### Aufgabenbeschreibung:
Wiederhole das gesamte nachfolgende Material zeilengetreu und ohne jede Änderung. Lass dabei die Bilder weg.

### Material:

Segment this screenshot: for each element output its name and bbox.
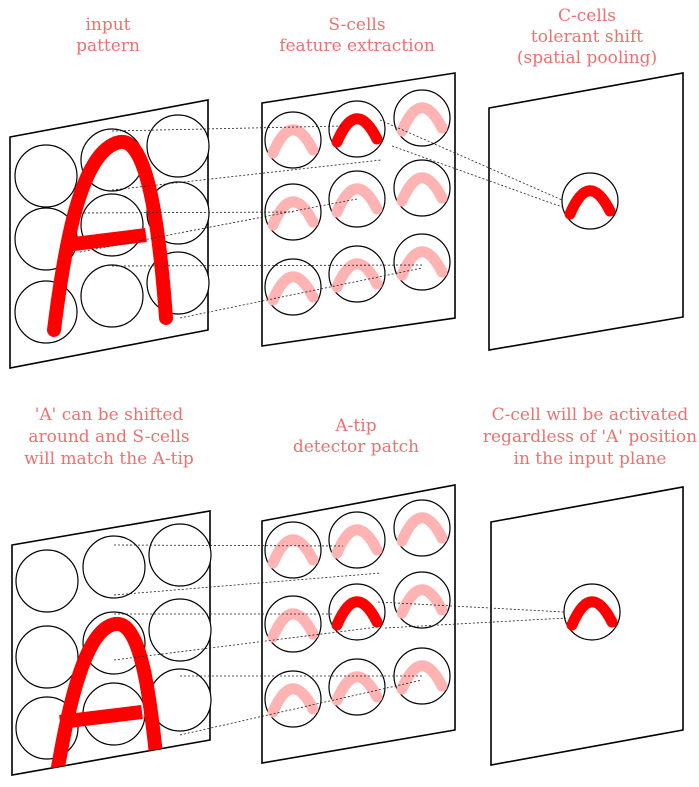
bottom-c-cells-label-line1: C-cell will be activated bbox=[492, 405, 689, 425]
top-s-cells-label-line2: feature extraction bbox=[279, 36, 435, 56]
top-c-cells-label-line1: C-cells bbox=[558, 6, 616, 26]
top-c-cell bbox=[561, 172, 619, 230]
top-labels: input pattern S-cells feature extraction… bbox=[76, 6, 657, 68]
top-c-cells-label-line3: (spatial pooling) bbox=[517, 48, 657, 68]
top-letter-a bbox=[47, 134, 173, 337]
bottom-input-plane bbox=[11, 510, 212, 776]
top-input-label-line1: input bbox=[85, 15, 130, 35]
bottom-input-label-line3: will match the A-tip bbox=[24, 449, 194, 469]
top-input-plane bbox=[9, 99, 210, 369]
bottom-c-cell bbox=[563, 583, 621, 641]
bottom-labels: 'A' can be shifted around and S-cells wi… bbox=[24, 405, 697, 469]
top-s-cells-label-line1: S-cells bbox=[328, 15, 385, 35]
bottom-connections bbox=[113, 544, 567, 736]
bottom-input-label-line1: 'A' can be shifted bbox=[35, 405, 184, 425]
bottom-input-label-line2: around and S-cells bbox=[28, 427, 189, 447]
bottom-s-cells-label-line2: detector patch bbox=[293, 437, 419, 457]
top-input-label-line2: pattern bbox=[76, 36, 140, 56]
bottom-s-cells-label-line1: A-tip bbox=[334, 416, 376, 436]
top-s-cells-plane bbox=[261, 72, 456, 347]
bottom-input-receptive-fields bbox=[15, 523, 212, 760]
top-connections bbox=[79, 119, 566, 319]
bottom-s-cell-units bbox=[264, 499, 451, 728]
bottom-s-cells-plane bbox=[261, 484, 456, 764]
top-s-cell-units bbox=[264, 89, 451, 316]
bottom-letter-a bbox=[47, 616, 165, 775]
bottom-c-cells-label-line3: in the input plane bbox=[514, 449, 667, 469]
bottom-c-cells-plane bbox=[490, 486, 684, 766]
top-c-cells-label-line2: tolerant shift bbox=[531, 27, 643, 47]
bottom-c-cells-label-line2: regardless of 'A' position bbox=[483, 427, 697, 447]
top-c-cells-plane bbox=[488, 72, 684, 351]
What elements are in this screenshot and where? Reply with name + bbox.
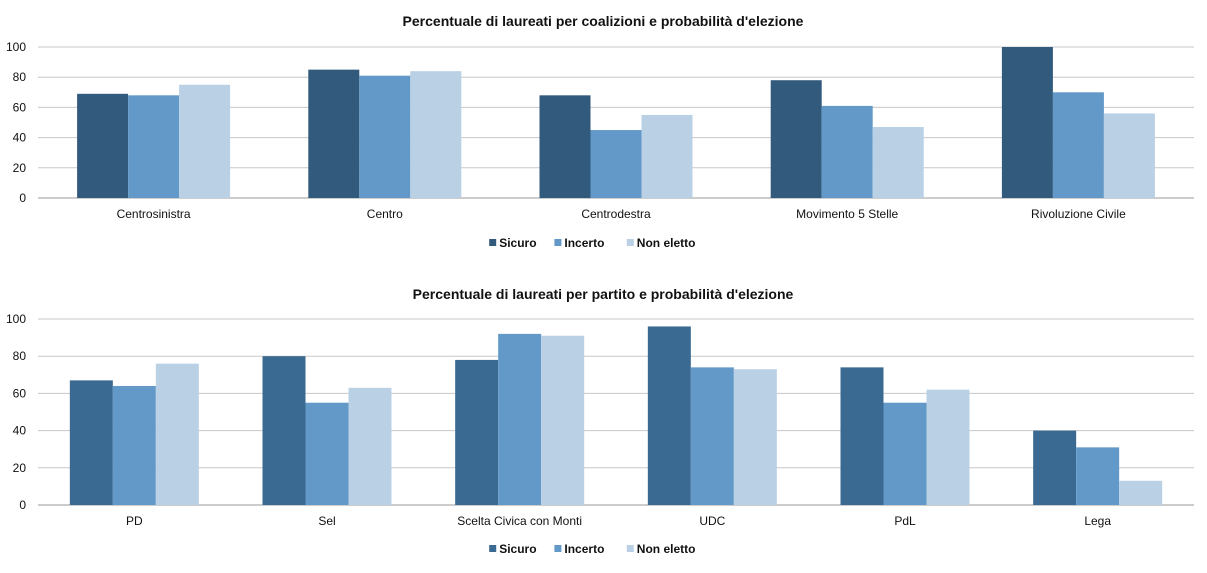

### Erwartete Antwort:
Segment this screenshot: for each element output its name and bbox.
bottom-c-cells-label-line1: C-cell will be activated bbox=[492, 405, 689, 425]
top-s-cells-label-line2: feature extraction bbox=[279, 36, 435, 56]
top-c-cells-label-line1: C-cells bbox=[558, 6, 616, 26]
top-c-cell bbox=[561, 172, 619, 230]
top-labels: input pattern S-cells feature extraction… bbox=[76, 6, 657, 68]
top-c-cells-label-line3: (spatial pooling) bbox=[517, 48, 657, 68]
top-letter-a bbox=[47, 134, 173, 337]
bottom-input-plane bbox=[11, 510, 212, 776]
top-input-label-line1: input bbox=[85, 15, 130, 35]
bottom-input-label-line3: will match the A-tip bbox=[24, 449, 194, 469]
top-input-plane bbox=[9, 99, 210, 369]
bottom-c-cell bbox=[563, 583, 621, 641]
bottom-labels: 'A' can be shifted around and S-cells wi… bbox=[24, 405, 697, 469]
top-s-cells-label-line1: S-cells bbox=[328, 15, 385, 35]
bottom-connections bbox=[113, 544, 567, 736]
bottom-input-label-line1: 'A' can be shifted bbox=[35, 405, 184, 425]
bottom-input-label-line2: around and S-cells bbox=[28, 427, 189, 447]
bottom-s-cells-label-line2: detector patch bbox=[293, 437, 419, 457]
top-input-label-line2: pattern bbox=[76, 36, 140, 56]
bottom-s-cells-label-line1: A-tip bbox=[334, 416, 376, 436]
top-s-cells-plane bbox=[261, 72, 456, 347]
bottom-input-receptive-fields bbox=[15, 523, 212, 760]
top-connections bbox=[79, 119, 566, 319]
bottom-s-cell-units bbox=[264, 499, 451, 728]
bottom-s-cells-plane bbox=[261, 484, 456, 764]
top-s-cell-units bbox=[264, 89, 451, 316]
bottom-letter-a bbox=[47, 616, 165, 775]
bottom-c-cells-label-line3: in the input plane bbox=[514, 449, 667, 469]
bottom-c-cells-plane bbox=[490, 486, 684, 766]
top-c-cells-label-line2: tolerant shift bbox=[531, 27, 643, 47]
bottom-c-cells-label-line2: regardless of 'A' position bbox=[483, 427, 697, 447]
top-c-cells-plane bbox=[488, 72, 684, 351]
What elements are in this screenshot and where? Reply with name + bbox.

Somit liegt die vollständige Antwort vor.